PROBLEM:
From the material below, list every line containing "name".

>> Start

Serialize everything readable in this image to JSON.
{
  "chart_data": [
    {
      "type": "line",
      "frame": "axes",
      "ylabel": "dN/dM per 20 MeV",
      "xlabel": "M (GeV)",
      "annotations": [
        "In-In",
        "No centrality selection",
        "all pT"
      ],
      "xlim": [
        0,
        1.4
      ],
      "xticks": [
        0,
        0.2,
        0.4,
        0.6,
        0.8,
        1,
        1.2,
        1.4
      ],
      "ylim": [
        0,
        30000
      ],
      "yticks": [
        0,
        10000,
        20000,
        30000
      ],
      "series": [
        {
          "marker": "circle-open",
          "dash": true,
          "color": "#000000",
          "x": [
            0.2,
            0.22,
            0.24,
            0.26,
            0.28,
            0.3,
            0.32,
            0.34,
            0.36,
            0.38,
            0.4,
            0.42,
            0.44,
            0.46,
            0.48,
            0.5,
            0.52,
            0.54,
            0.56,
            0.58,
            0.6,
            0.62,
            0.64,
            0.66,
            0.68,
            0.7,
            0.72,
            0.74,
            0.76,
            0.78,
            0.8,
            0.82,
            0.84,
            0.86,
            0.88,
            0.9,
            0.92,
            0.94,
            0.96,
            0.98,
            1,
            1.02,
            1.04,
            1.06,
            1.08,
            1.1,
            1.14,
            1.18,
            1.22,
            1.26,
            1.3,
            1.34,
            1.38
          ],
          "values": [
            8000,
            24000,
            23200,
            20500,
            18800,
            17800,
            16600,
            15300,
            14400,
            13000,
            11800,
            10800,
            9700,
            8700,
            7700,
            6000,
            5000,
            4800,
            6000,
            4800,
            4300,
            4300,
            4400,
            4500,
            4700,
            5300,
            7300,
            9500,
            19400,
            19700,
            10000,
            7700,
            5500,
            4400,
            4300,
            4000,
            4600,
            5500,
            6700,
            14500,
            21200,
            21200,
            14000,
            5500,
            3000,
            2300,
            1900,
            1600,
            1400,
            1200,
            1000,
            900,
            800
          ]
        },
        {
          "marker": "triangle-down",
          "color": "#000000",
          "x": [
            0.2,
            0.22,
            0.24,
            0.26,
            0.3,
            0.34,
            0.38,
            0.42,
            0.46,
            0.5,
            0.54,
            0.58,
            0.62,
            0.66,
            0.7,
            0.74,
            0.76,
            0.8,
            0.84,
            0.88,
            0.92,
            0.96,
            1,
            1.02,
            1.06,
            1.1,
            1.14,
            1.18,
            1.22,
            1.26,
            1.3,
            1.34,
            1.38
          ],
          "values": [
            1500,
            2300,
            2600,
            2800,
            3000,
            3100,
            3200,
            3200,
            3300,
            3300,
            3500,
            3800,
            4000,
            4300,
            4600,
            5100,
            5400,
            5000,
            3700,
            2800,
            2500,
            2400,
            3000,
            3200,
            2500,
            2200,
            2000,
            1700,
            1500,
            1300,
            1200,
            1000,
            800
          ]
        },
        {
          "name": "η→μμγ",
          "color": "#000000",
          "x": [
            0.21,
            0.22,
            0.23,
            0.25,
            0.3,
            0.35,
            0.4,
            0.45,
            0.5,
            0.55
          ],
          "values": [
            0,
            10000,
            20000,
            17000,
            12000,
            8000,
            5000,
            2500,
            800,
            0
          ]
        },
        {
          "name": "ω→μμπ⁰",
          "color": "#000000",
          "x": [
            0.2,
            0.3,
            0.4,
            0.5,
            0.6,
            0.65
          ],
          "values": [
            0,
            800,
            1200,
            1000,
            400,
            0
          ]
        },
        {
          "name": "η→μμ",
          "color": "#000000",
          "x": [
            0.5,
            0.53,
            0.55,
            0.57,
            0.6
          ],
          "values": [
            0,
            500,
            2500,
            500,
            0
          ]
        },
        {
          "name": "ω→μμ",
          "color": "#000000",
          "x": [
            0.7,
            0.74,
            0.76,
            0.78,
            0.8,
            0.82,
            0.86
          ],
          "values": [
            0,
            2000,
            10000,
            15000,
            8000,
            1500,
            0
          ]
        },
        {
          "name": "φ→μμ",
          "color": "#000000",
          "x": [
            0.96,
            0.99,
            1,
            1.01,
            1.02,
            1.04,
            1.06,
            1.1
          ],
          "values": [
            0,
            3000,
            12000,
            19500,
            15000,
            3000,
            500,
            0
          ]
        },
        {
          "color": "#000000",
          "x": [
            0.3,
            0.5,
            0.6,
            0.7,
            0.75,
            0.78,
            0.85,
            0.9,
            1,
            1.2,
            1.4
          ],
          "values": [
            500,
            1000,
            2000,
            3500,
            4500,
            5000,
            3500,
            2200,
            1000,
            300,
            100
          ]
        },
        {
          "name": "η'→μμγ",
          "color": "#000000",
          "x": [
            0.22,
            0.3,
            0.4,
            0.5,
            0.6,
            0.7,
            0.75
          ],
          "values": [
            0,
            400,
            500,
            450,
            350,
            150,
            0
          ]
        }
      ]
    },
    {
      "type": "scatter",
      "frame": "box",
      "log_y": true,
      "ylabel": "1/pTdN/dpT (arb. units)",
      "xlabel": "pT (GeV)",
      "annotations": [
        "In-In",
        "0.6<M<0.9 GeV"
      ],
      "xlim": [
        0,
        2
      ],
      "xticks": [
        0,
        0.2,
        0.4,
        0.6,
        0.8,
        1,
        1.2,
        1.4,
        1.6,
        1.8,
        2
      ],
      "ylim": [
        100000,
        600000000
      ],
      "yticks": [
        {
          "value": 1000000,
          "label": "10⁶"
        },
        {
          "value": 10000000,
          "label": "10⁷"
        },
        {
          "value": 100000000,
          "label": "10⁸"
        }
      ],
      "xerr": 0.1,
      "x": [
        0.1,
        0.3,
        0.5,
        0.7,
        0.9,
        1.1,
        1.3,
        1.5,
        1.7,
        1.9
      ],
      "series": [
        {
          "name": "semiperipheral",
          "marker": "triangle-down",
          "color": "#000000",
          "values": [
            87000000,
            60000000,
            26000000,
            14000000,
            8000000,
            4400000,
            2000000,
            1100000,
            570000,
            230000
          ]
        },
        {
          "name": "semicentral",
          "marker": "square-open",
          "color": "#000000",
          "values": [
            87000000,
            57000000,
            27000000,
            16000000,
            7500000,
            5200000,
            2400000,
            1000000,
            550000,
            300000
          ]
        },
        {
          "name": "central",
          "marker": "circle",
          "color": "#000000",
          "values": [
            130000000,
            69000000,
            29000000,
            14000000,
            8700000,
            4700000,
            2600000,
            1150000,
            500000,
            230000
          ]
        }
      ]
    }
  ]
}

>> End

FINISHED TASK:
          "name": "η→μμγ",
          "name": "ω→μμπ⁰",
          "name": "η→μμ",
          "name": "ω→μμ",
          "name": "φ→μμ",
          "name": "η'→μμγ",
          "name": "semiperipheral",
          "name": "semicentral",
          "name": "central",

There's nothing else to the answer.